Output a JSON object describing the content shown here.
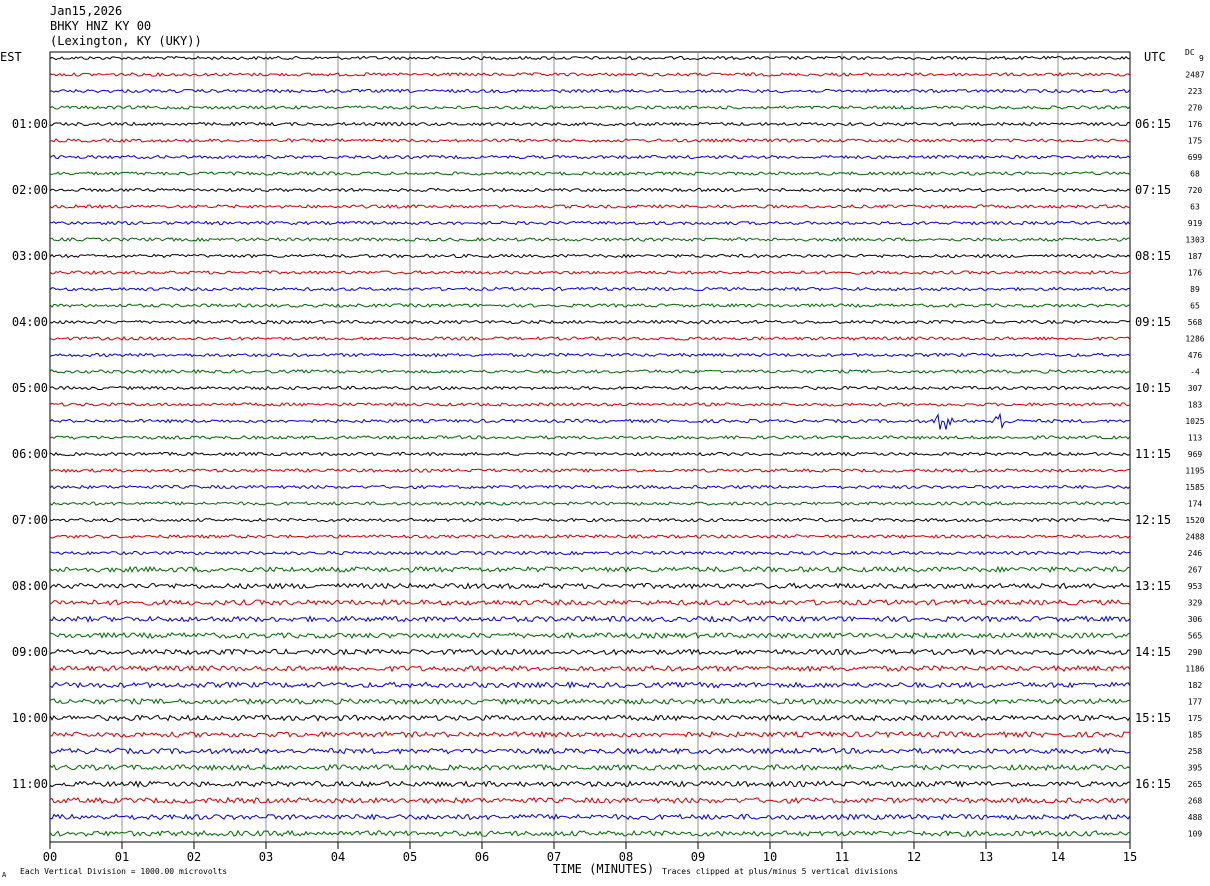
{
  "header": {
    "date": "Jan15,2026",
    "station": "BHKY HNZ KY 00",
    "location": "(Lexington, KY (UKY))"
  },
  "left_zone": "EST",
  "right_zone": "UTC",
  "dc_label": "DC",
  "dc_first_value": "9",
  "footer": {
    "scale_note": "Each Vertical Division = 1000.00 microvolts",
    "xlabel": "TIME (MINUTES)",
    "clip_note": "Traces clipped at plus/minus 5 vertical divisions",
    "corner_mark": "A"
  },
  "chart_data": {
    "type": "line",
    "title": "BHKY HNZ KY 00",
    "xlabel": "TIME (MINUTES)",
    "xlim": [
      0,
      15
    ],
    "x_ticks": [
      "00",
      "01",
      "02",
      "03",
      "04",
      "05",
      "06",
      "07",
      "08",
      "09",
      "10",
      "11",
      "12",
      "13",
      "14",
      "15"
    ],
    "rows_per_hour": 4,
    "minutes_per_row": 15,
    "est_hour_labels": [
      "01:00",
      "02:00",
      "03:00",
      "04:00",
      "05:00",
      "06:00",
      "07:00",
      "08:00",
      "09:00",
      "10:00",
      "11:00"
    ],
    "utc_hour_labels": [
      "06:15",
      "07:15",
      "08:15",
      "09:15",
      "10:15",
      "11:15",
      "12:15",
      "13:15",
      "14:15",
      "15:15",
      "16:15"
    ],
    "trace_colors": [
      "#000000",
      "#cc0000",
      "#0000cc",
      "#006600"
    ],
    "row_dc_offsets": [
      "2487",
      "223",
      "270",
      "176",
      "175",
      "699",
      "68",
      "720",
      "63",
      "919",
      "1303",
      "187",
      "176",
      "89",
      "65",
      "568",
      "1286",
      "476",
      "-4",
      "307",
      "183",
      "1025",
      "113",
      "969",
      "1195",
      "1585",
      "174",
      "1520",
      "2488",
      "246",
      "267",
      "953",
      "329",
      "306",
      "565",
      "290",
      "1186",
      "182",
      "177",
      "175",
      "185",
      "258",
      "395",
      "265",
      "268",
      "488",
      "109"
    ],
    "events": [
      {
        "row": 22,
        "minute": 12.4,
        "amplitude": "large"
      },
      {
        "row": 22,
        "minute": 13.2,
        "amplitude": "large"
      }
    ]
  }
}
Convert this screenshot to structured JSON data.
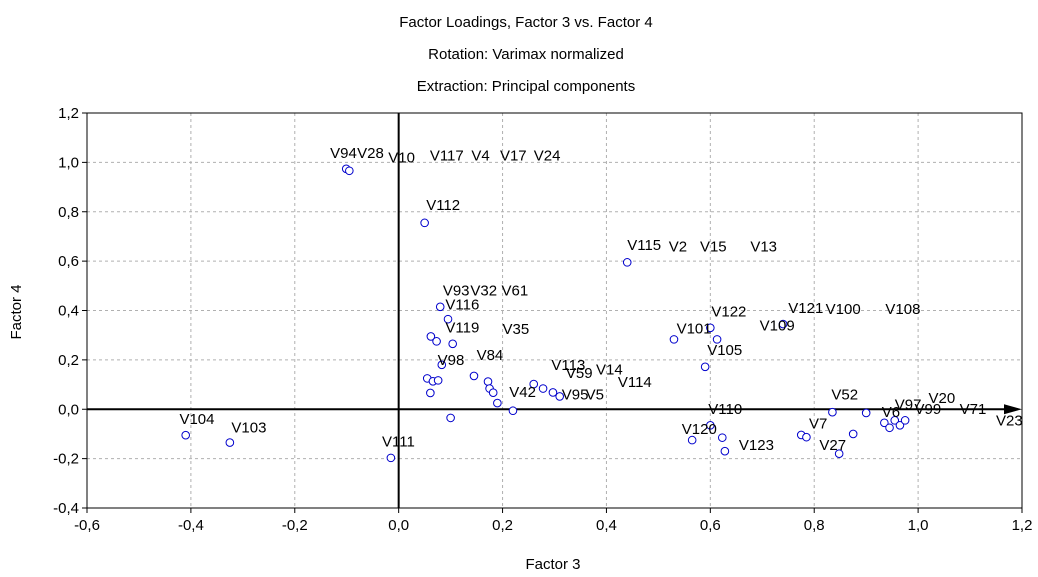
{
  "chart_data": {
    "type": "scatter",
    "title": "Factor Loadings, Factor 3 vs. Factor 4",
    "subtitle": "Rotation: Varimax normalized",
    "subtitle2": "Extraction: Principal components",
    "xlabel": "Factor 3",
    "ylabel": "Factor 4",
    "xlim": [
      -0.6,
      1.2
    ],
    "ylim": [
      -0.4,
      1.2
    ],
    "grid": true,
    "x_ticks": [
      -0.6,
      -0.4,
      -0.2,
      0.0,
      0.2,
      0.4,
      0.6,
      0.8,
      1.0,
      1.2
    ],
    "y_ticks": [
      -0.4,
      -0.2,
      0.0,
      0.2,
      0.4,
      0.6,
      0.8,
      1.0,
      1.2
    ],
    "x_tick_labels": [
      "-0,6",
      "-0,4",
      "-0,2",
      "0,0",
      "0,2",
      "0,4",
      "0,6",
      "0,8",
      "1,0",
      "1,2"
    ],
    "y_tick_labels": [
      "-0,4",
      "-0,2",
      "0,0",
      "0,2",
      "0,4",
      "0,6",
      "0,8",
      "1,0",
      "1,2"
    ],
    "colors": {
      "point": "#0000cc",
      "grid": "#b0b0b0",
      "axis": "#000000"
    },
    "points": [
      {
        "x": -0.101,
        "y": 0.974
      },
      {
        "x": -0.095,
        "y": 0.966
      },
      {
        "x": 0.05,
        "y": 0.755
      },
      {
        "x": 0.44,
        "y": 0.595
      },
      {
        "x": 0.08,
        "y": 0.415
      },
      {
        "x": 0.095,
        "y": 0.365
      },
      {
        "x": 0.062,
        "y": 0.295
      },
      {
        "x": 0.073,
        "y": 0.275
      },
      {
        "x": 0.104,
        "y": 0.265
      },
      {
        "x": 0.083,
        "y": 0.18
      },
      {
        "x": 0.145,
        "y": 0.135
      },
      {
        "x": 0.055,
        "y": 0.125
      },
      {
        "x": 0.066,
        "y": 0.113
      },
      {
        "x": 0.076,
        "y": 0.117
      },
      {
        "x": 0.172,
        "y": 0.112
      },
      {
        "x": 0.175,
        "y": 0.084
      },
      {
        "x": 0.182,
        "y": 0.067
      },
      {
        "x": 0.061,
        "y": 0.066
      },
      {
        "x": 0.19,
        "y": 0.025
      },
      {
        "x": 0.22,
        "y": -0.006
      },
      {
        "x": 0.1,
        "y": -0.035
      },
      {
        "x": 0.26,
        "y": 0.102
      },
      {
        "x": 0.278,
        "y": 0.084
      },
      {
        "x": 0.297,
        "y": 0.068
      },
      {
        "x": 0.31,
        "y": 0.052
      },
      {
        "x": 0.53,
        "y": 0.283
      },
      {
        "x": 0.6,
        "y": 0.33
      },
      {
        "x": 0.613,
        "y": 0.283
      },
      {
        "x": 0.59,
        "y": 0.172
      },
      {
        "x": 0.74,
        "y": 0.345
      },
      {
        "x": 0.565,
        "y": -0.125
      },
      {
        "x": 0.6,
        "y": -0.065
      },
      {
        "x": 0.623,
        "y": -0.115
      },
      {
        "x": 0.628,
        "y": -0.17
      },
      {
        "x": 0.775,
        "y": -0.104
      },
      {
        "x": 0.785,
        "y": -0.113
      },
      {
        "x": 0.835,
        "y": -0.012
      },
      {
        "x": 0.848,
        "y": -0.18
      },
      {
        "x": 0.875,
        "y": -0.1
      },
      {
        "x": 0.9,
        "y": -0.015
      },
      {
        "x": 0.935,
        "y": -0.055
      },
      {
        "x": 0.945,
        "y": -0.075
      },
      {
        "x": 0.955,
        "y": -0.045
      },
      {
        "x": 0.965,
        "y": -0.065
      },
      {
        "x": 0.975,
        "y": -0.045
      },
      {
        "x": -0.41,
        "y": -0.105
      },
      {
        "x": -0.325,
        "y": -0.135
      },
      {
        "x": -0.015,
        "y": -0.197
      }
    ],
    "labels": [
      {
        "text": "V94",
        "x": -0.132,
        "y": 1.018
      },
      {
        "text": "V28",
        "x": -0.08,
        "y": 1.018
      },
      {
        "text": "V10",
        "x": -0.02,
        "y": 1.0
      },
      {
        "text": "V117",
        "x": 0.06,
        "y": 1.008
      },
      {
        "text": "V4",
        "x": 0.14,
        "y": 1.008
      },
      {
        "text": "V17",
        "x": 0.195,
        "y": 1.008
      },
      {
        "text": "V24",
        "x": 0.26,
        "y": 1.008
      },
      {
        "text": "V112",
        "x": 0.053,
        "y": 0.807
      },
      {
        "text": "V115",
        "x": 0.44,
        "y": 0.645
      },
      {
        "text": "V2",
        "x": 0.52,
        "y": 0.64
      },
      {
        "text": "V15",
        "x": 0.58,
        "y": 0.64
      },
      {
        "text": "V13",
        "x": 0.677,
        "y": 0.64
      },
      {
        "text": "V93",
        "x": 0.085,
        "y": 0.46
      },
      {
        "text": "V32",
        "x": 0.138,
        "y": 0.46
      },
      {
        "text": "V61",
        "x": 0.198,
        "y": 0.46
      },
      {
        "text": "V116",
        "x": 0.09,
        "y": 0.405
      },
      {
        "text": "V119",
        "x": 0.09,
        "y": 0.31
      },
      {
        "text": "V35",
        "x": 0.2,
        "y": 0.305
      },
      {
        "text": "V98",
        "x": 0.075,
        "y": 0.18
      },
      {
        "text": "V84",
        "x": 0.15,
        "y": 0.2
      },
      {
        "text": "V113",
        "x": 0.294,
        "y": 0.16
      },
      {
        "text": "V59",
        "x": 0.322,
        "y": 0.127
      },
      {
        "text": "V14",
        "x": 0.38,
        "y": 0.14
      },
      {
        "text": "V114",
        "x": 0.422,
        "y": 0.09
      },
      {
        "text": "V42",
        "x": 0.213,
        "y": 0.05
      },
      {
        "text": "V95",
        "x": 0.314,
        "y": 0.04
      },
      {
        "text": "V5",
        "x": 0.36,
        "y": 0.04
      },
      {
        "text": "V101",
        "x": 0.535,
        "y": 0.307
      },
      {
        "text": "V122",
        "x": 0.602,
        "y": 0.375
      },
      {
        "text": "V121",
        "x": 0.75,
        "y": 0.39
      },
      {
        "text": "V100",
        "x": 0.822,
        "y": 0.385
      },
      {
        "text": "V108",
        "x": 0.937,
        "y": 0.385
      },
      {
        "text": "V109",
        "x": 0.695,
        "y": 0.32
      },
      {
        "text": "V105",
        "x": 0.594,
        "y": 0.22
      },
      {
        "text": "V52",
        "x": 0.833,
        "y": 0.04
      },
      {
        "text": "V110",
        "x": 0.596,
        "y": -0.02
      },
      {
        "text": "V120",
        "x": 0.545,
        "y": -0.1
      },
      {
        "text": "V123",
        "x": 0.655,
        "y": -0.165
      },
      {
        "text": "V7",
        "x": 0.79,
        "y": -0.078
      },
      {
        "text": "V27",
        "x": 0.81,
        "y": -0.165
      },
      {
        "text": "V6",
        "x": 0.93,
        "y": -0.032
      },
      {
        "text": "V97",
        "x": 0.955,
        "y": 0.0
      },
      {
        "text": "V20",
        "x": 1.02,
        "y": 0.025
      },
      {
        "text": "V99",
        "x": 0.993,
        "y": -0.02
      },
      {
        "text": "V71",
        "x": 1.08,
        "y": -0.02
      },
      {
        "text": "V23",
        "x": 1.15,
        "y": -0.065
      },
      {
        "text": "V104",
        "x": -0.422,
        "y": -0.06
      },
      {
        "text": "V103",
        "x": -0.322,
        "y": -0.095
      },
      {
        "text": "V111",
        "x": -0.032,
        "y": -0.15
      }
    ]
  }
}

▶ [What is needed] Take every line from the data that contains the word "BHKY".

▶ [Output below]
    "station": "BHKY HNZ KY 00",
    "title": "BHKY HNZ KY 00",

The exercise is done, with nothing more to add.